__Text section__.
◇ ◇ ◇ ◇ ◇ ◇ ◇
= Pulse-density modulation =

Form of modulation

Pulse-density modulation (PDM) is a form of modulation used to represent an analog signal with a binary signal. In a PDM signal, specific amplitude values are not encoded into codewords of pulses of different weights as they would be in pulse-code modulation (PCM); rather, the relative density of the pulses corresponds to the analog signal's amplitude.

1-bit DAC is an example of a PDM application.

==Description==
In a pulse-density modulation bitstream, a $1$ corresponds to a pulse of positive polarity ($+A$), and a $0$ corresponds to a pulse of negative polarity ($-A$). Mathematically, this can be represented as

 $x[n] = -A (-1)^{a[n]},$

where $x[n]$ is the bipolar bitstream (either $-A$ or $+A$), and $a[n]$ is the corresponding binary bitstream (either $0$ or $1$).

A run consisting of all $1$s would correspond to the maximum (positive) amplitude value, all $0$s would correspond to the minimum (negative) amplitude value, and alternating $1$s and $0$s would correspond to a zero amplitude value. The continuous amplitude waveform is recovered by low-pass filtering the bipolar PDM bitstream.

==Examples==

A single period of the trigonometric sine function, sampled 100 times and represented as a PDM bitstream, is:

0101011011110111111111111111111111011111101101101010100100100000010000000000000000000001000010010101

An example of PDM of 100 samples of one period of a sine wave. 1s represented by blue, 0s represented by white, overlaid with the sine wave.
◇ ◇ ◇ ◇ ◇ ◇ ◇
[Layout annotation records]

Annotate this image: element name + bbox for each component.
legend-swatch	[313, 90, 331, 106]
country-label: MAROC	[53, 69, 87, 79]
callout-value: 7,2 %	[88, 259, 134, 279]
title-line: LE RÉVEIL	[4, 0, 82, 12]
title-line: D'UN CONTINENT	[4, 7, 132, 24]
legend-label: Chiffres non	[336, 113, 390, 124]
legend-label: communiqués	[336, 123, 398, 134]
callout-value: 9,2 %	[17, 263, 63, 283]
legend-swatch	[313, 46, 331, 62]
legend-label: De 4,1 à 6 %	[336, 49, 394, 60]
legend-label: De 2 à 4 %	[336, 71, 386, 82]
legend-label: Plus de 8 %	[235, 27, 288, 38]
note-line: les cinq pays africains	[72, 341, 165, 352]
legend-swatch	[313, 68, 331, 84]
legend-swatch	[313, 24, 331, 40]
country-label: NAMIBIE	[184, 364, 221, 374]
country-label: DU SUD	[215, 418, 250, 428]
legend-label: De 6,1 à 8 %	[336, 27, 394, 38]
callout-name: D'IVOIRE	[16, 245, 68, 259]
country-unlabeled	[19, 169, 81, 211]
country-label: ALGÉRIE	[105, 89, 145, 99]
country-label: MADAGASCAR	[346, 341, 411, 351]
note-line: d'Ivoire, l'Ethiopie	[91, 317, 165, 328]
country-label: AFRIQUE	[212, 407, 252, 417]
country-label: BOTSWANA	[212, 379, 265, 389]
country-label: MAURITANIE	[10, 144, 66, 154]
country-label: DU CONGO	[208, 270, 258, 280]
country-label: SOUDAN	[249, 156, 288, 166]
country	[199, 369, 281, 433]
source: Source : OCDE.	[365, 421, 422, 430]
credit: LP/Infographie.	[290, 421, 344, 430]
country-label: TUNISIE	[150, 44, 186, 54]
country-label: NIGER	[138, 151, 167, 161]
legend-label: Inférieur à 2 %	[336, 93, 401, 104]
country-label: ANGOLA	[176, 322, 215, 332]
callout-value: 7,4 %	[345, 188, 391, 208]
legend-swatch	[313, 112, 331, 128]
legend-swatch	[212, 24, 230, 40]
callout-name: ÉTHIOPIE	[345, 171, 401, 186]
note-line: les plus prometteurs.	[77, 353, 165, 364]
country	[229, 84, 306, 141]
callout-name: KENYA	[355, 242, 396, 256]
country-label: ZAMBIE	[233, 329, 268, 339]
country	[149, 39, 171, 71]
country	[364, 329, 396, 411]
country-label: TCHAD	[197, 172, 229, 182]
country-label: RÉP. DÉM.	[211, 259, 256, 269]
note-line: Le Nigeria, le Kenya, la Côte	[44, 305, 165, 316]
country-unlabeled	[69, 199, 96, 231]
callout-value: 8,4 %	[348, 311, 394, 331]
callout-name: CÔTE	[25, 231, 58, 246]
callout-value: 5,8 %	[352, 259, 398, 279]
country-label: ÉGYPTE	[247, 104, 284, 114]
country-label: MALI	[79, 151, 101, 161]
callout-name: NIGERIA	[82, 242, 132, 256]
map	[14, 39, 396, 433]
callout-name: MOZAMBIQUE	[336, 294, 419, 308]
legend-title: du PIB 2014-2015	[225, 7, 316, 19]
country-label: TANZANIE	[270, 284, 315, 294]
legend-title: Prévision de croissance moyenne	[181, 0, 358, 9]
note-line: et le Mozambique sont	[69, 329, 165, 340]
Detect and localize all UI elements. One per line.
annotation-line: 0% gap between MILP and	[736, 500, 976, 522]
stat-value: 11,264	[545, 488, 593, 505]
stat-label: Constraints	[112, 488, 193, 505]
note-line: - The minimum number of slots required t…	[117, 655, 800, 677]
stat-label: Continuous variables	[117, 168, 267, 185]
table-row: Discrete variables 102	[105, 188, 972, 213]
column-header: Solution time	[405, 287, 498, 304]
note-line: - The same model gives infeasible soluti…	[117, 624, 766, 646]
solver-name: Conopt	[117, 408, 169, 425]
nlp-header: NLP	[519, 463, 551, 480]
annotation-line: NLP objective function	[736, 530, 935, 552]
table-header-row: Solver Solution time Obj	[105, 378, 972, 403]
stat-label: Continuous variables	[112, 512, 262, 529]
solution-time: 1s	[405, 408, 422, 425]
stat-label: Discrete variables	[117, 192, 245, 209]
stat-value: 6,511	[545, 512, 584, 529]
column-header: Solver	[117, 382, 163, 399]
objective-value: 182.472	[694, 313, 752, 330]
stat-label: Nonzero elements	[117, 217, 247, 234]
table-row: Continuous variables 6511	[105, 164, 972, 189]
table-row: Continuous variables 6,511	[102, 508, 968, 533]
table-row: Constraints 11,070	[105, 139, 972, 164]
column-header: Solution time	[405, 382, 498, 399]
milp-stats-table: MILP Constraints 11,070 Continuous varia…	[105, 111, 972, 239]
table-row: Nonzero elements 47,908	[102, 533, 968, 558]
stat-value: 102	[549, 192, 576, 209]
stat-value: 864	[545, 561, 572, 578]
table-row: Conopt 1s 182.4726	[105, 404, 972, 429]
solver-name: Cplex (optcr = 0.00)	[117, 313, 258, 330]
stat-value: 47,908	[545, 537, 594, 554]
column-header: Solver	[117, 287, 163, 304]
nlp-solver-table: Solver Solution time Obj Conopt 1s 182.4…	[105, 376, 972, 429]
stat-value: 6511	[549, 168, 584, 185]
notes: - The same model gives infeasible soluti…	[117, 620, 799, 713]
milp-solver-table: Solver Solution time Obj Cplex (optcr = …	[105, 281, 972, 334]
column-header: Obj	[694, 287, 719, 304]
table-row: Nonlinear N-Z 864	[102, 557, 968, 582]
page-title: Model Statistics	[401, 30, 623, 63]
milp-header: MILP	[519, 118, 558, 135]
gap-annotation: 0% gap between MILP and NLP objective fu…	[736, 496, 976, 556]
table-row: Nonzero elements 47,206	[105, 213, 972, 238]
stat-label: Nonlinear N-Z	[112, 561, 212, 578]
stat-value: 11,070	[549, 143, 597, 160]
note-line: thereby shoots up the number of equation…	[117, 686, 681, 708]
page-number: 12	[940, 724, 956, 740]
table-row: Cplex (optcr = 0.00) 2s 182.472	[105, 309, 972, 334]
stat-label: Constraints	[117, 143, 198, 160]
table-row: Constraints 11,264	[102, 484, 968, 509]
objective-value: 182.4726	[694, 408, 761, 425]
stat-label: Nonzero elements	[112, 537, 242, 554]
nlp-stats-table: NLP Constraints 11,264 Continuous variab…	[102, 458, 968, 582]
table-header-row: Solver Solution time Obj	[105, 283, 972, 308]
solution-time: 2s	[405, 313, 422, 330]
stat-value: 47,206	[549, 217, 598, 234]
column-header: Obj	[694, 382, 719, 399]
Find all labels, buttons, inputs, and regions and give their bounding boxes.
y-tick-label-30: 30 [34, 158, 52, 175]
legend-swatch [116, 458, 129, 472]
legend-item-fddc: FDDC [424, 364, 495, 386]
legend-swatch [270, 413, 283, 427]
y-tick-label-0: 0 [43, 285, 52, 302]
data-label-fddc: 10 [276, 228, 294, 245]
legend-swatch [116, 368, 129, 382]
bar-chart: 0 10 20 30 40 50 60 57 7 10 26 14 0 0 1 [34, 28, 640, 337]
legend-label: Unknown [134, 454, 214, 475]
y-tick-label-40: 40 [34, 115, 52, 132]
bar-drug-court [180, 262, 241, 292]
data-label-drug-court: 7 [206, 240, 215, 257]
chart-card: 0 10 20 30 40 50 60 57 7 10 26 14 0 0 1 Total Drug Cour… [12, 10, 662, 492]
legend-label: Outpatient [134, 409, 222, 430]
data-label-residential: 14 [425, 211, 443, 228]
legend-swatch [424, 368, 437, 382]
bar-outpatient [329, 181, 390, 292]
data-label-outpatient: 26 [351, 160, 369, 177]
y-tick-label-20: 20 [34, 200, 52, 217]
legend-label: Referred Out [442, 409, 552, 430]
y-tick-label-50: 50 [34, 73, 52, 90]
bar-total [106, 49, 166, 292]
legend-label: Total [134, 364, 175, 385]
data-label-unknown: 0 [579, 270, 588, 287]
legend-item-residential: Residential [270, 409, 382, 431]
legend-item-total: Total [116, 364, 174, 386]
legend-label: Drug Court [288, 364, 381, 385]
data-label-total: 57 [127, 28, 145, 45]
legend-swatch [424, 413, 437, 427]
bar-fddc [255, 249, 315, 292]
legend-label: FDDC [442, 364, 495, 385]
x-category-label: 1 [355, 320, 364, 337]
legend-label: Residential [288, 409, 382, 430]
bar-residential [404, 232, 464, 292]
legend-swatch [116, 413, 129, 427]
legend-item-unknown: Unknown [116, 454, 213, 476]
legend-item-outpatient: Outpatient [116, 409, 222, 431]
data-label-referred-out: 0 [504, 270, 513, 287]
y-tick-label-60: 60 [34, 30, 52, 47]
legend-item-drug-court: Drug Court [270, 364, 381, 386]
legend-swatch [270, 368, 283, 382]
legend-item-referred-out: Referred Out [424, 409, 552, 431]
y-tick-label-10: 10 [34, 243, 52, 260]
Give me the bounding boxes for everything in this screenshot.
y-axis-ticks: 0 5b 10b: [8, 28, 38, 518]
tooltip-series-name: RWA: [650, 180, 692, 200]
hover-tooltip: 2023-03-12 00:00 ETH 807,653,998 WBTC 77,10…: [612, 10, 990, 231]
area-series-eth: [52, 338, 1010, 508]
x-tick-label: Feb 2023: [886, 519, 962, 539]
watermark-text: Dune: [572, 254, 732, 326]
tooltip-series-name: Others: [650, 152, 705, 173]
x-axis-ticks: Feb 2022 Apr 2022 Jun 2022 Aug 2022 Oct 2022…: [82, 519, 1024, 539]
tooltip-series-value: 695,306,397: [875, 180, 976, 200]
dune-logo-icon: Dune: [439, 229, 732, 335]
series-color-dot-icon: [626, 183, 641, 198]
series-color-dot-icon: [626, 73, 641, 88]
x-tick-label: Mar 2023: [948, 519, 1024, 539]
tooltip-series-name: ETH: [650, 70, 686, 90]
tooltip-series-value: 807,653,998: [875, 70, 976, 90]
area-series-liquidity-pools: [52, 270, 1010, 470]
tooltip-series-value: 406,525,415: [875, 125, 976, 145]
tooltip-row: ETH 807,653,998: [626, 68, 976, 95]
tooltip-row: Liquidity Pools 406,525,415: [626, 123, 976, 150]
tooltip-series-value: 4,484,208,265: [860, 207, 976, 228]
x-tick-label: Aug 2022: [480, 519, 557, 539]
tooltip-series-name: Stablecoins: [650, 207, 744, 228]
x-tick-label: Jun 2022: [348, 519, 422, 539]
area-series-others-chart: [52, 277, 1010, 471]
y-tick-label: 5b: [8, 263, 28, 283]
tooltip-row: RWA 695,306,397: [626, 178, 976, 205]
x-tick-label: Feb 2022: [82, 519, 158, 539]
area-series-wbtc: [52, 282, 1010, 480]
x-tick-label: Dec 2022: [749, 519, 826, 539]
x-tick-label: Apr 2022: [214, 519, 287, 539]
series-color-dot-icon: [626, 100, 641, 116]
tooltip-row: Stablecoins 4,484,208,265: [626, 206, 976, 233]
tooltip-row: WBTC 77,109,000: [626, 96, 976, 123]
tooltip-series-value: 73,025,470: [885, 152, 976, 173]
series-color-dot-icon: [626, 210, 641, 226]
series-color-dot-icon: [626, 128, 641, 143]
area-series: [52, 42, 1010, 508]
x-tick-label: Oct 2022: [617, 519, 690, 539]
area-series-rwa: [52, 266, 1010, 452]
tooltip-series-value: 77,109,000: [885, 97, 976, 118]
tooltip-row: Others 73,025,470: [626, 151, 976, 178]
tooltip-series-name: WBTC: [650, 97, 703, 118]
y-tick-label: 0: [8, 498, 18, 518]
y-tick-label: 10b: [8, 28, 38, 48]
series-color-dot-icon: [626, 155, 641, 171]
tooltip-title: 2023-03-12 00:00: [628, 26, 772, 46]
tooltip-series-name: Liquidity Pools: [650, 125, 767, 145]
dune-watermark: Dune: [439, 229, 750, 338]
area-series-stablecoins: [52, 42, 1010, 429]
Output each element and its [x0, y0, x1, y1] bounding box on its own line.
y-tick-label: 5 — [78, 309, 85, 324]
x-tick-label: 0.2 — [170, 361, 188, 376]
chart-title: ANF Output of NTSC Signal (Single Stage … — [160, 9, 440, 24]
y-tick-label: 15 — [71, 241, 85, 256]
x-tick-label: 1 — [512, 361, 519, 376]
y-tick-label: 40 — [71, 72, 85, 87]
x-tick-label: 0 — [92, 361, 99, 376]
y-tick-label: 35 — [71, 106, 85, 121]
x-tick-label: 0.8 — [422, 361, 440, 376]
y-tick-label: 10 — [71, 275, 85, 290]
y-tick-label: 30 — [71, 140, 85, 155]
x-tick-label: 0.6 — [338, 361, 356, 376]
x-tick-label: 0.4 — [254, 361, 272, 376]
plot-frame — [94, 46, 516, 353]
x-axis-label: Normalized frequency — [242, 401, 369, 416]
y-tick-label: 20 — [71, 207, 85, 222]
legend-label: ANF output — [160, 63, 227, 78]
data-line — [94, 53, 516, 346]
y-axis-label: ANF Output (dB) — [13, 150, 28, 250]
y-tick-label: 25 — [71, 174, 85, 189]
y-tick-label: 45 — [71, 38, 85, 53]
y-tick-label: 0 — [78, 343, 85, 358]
◇ ◇ ◇ ◇ ◇ ◇ ◇
__What is asked__.
Summarize the text on pulse-density modulation above in two sentences.

__Solution for this exercise__.
Pulse-density modulation represents an analog signal with a binary signal, using the relative density of the pulses to correspond to the signal's amplitude instead of encoding amplitude values into weighted codewords as pulse-code modulation does. In the bitstream, a 1 is a pulse of positive polarity and a 0 is a pulse of negative polarity, and the continuous amplitude waveform is recovered by low-pass filtering the bipolar bitstream.